Reproduce each line of the listing exactly.

begin Record extracts

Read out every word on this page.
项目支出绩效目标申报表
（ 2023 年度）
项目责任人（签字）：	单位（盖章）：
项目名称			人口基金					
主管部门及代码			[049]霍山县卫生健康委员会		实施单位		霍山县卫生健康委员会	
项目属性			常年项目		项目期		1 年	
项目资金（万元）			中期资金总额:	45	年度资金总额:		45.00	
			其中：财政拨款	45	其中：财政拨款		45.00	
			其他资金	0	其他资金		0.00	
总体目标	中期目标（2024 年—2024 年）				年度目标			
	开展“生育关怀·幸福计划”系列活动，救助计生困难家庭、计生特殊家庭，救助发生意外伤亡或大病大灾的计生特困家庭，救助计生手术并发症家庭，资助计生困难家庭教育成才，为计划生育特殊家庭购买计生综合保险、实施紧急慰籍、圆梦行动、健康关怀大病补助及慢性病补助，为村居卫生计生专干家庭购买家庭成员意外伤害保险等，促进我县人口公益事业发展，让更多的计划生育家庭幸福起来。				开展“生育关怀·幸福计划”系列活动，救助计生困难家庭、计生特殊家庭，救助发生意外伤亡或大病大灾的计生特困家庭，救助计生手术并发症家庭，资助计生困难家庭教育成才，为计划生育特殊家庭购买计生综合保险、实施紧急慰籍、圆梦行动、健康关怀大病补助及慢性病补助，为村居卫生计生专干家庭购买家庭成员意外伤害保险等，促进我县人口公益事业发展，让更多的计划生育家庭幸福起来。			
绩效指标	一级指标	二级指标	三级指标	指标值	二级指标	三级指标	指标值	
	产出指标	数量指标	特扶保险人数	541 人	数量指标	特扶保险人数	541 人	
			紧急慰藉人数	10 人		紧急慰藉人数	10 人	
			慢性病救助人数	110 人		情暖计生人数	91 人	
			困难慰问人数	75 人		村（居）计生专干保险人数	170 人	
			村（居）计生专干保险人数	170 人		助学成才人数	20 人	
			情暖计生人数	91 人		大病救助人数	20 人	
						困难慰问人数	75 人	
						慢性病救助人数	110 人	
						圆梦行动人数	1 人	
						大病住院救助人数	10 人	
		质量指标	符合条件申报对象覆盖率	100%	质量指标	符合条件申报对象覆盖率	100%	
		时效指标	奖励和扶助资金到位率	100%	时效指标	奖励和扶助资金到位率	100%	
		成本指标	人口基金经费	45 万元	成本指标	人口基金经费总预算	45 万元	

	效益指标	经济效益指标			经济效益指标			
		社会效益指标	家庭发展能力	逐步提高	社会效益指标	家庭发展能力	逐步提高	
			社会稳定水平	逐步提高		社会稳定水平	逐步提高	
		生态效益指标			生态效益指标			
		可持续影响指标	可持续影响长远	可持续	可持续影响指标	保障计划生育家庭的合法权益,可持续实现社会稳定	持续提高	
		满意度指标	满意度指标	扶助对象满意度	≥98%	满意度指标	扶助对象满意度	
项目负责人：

end Record extracts

Result of this exercise:
Read out every word on this page.
项目支出绩效目标申报表
（ 2023 年度）
项目责任人（签字）：	单位（盖章）：
项目名称			人口基金					
主管部门及代码			[049]霍山县卫生健康委员会		实施单位		霍山县卫生健康委员会	
项目属性			常年项目		项目期		1 年	
项目资金（万元）			中期资金总额:	45	年度资金总额:		45.00	
			其中：财政拨款	45	其中：财政拨款		45.00	
			其他资金	0	其他资金		0.00	
总体目标	中期目标（2024 年—2024 年）				年度目标			
	开展“生育关怀·幸福计划”系列活动，救助计生困难家庭、计生特殊家庭，救助发生意外伤亡或大病大灾的计生特困家庭，救助计生手术并发症家庭，资助计生困难家庭教育成才，为计划生育特殊家庭购买计生综合保险、实施紧急慰籍、圆梦行动、健康关怀大病补助及慢性病补助，为村居卫生计生专干家庭购买家庭成员意外伤害保险等，促进我县人口公益事业发展，让更多的计划生育家庭幸福起来。				开展“生育关怀·幸福计划”系列活动，救助计生困难家庭、计生特殊家庭，救助发生意外伤亡或大病大灾的计生特困家庭，救助计生手术并发症家庭，资助计生困难家庭教育成才，为计划生育特殊家庭购买计生综合保险、实施紧急慰籍、圆梦行动、健康关怀大病补助及慢性病补助，为村居卫生计生专干家庭购买家庭成员意外伤害保险等，促进我县人口公益事业发展，让更多的计划生育家庭幸福起来。			
绩效指标	一级指标	二级指标	三级指标	指标值	二级指标	三级指标	指标值	
	产出指标	数量指标	特扶保险人数	541 人	数量指标	特扶保险人数	541 人	
			紧急慰藉人数	10 人		紧急慰藉人数	10 人	
			慢性病救助人数	110 人		情暖计生人数	91 人	
			困难慰问人数	75 人		村（居）计生专干保险人数	170 人	
			村（居）计生专干保险人数	170 人		助学成才人数	20 人	
			情暖计生人数	91 人		大病救助人数	20 人	
						困难慰问人数	75 人	
						慢性病救助人数	110 人	
						圆梦行动人数	1 人	
						大病住院救助人数	10 人	
		质量指标	符合条件申报对象覆盖率	100%	质量指标	符合条件申报对象覆盖率	100%	
		时效指标	奖励和扶助资金到位率	100%	时效指标	奖励和扶助资金到位率	100%	
		成本指标	人口基金经费	45 万元	成本指标	人口基金经费总预算	45 万元	

	效益指标	经济效益指标			经济效益指标			
		社会效益指标	家庭发展能力	逐步提高	社会效益指标	家庭发展能力	逐步提高	
			社会稳定水平	逐步提高		社会稳定水平	逐步提高	
		生态效益指标			生态效益指标			
		可持续影响指标	可持续影响长远	可持续	可持续影响指标	保障计划生育家庭的合法权益,可持续实现社会稳定	持续提高	
		满意度指标	满意度指标	扶助对象满意度	≥98%	满意度指标	扶助对象满意度	
项目负责人：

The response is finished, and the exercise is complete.